Restate, word for word, all of the material shown below.

[Dataset entries on figures]
· · ·

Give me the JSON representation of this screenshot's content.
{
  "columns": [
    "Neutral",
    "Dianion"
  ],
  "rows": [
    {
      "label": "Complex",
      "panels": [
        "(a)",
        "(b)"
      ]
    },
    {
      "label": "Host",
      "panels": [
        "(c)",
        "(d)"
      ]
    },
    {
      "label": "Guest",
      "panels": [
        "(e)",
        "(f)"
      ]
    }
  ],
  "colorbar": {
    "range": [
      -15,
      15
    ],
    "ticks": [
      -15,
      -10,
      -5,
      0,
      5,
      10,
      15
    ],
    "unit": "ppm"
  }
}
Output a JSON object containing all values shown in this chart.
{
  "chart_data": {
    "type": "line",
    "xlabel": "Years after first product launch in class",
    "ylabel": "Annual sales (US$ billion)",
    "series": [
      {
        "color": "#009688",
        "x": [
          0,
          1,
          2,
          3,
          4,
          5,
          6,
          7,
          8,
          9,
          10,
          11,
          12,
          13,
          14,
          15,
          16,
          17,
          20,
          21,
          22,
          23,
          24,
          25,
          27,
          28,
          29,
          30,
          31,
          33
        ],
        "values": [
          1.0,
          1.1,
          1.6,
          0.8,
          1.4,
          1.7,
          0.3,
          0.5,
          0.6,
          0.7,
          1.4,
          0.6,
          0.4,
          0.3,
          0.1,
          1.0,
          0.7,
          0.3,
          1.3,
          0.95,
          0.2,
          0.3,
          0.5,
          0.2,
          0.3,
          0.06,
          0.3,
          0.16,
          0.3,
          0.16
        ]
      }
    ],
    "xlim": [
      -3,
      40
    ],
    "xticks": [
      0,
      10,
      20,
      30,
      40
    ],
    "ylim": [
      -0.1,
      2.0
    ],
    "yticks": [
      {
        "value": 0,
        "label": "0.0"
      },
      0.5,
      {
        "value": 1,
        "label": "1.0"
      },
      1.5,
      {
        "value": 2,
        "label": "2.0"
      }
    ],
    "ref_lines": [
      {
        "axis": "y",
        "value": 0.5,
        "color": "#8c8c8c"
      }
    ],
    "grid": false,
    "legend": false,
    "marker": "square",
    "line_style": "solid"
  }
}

· · ·

### RESPONSE TO THIS TASK:
Give me the JSON representation of this screenshot's content.
{
  "columns": [
    "Neutral",
    "Dianion"
  ],
  "rows": [
    {
      "label": "Complex",
      "panels": [
        "(a)",
        "(b)"
      ]
    },
    {
      "label": "Host",
      "panels": [
        "(c)",
        "(d)"
      ]
    },
    {
      "label": "Guest",
      "panels": [
        "(e)",
        "(f)"
      ]
    }
  ],
  "colorbar": {
    "range": [
      -15,
      15
    ],
    "ticks": [
      -15,
      -10,
      -5,
      0,
      5,
      10,
      15
    ],
    "unit": "ppm"
  }
}
Output a JSON object containing all values shown in this chart.
{
  "chart_data": {
    "type": "line",
    "xlabel": "Years after first product launch in class",
    "ylabel": "Annual sales (US$ billion)",
    "series": [
      {
        "color": "#009688",
        "x": [
          0,
          1,
          2,
          3,
          4,
          5,
          6,
          7,
          8,
          9,
          10,
          11,
          12,
          13,
          14,
          15,
          16,
          17,
          20,
          21,
          22,
          23,
          24,
          25,
          27,
          28,
          29,
          30,
          31,
          33
        ],
        "values": [
          1.0,
          1.1,
          1.6,
          0.8,
          1.4,
          1.7,
          0.3,
          0.5,
          0.6,
          0.7,
          1.4,
          0.6,
          0.4,
          0.3,
          0.1,
          1.0,
          0.7,
          0.3,
          1.3,
          0.95,
          0.2,
          0.3,
          0.5,
          0.2,
          0.3,
          0.06,
          0.3,
          0.16,
          0.3,
          0.16
        ]
      }
    ],
    "xlim": [
      -3,
      40
    ],
    "xticks": [
      0,
      10,
      20,
      30,
      40
    ],
    "ylim": [
      -0.1,
      2.0
    ],
    "yticks": [
      {
        "value": 0,
        "label": "0.0"
      },
      0.5,
      {
        "value": 1,
        "label": "1.0"
      },
      1.5,
      {
        "value": 2,
        "label": "2.0"
      }
    ],
    "ref_lines": [
      {
        "axis": "y",
        "value": 0.5,
        "color": "#8c8c8c"
      }
    ],
    "grid": false,
    "legend": false,
    "marker": "square",
    "line_style": "solid"
  }
}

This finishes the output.